── Records supplied

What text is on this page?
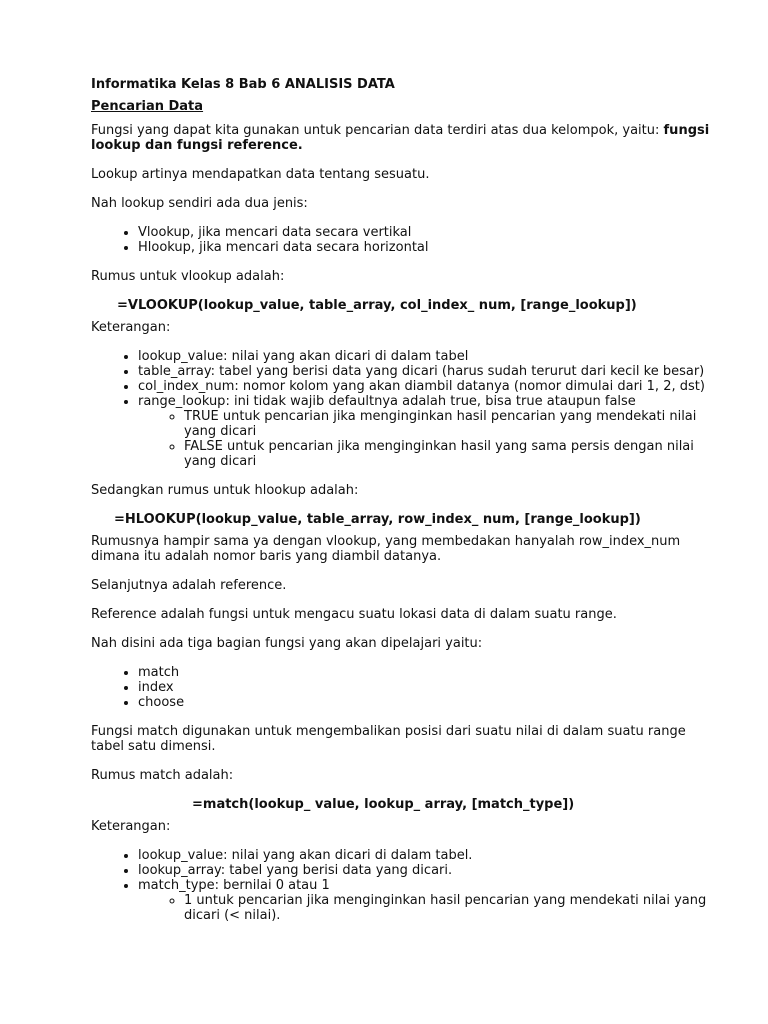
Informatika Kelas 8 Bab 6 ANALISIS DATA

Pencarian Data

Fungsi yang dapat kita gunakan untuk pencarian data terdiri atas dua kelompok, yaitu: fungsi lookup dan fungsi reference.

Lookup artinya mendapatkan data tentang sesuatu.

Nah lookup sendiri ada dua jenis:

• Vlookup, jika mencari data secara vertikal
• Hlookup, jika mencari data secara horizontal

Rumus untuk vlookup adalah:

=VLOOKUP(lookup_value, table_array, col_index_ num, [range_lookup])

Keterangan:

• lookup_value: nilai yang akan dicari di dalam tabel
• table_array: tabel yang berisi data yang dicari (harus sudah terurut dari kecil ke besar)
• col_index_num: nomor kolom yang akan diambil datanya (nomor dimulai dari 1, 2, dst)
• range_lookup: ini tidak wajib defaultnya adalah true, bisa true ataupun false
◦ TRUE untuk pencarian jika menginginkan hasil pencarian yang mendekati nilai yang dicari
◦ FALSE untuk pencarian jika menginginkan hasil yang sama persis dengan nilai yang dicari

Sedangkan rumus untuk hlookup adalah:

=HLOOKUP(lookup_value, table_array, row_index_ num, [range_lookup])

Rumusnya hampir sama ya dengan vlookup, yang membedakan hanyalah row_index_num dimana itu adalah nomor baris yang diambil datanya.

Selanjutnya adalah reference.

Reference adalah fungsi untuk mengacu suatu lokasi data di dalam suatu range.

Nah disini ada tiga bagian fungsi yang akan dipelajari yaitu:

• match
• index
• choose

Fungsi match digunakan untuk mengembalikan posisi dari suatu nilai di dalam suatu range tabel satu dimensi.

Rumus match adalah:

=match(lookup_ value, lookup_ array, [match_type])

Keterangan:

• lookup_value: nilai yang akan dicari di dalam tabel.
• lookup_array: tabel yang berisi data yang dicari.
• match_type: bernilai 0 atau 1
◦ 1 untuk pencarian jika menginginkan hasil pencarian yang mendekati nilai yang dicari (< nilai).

────
── Records supplied

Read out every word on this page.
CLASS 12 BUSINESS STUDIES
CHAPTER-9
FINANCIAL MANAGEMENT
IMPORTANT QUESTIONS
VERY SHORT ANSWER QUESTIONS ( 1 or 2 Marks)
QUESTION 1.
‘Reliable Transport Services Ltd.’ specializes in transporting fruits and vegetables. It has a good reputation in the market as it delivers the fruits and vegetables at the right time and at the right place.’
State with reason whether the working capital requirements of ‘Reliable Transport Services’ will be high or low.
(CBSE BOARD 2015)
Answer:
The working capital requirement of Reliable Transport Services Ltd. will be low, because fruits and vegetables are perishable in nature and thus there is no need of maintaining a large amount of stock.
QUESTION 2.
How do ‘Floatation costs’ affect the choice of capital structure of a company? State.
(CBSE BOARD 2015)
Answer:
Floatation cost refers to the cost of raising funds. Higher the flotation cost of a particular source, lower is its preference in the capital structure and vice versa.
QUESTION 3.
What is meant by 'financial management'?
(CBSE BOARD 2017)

────

* _Exercise instructions_: Pull out each line of the listing that holds the string "yang".

* _Task response_:
Fungsi yang dapat kita gunakan untuk pencarian data terdiri atas dua kelompok, yaitu: fungsi lookup dan fungsi reference.
• lookup_value: nilai yang akan dicari di dalam tabel
• table_array: tabel yang berisi data yang dicari (harus sudah terurut dari kecil ke besar)
• col_index_num: nomor kolom yang akan diambil datanya (nomor dimulai dari 1, 2, dst)
◦ TRUE untuk pencarian jika menginginkan hasil pencarian yang mendekati nilai yang dicari
◦ FALSE untuk pencarian jika menginginkan hasil yang sama persis dengan nilai yang dicari
Rumusnya hampir sama ya dengan vlookup, yang membedakan hanyalah row_index_num dimana itu adalah nomor baris yang diambil datanya.
Nah disini ada tiga bagian fungsi yang akan dipelajari yaitu:
• lookup_value: nilai yang akan dicari di dalam tabel.
• lookup_array: tabel yang berisi data yang dicari.
◦ 1 untuk pencarian jika menginginkan hasil pencarian yang mendekati nilai yang dicari (< nilai).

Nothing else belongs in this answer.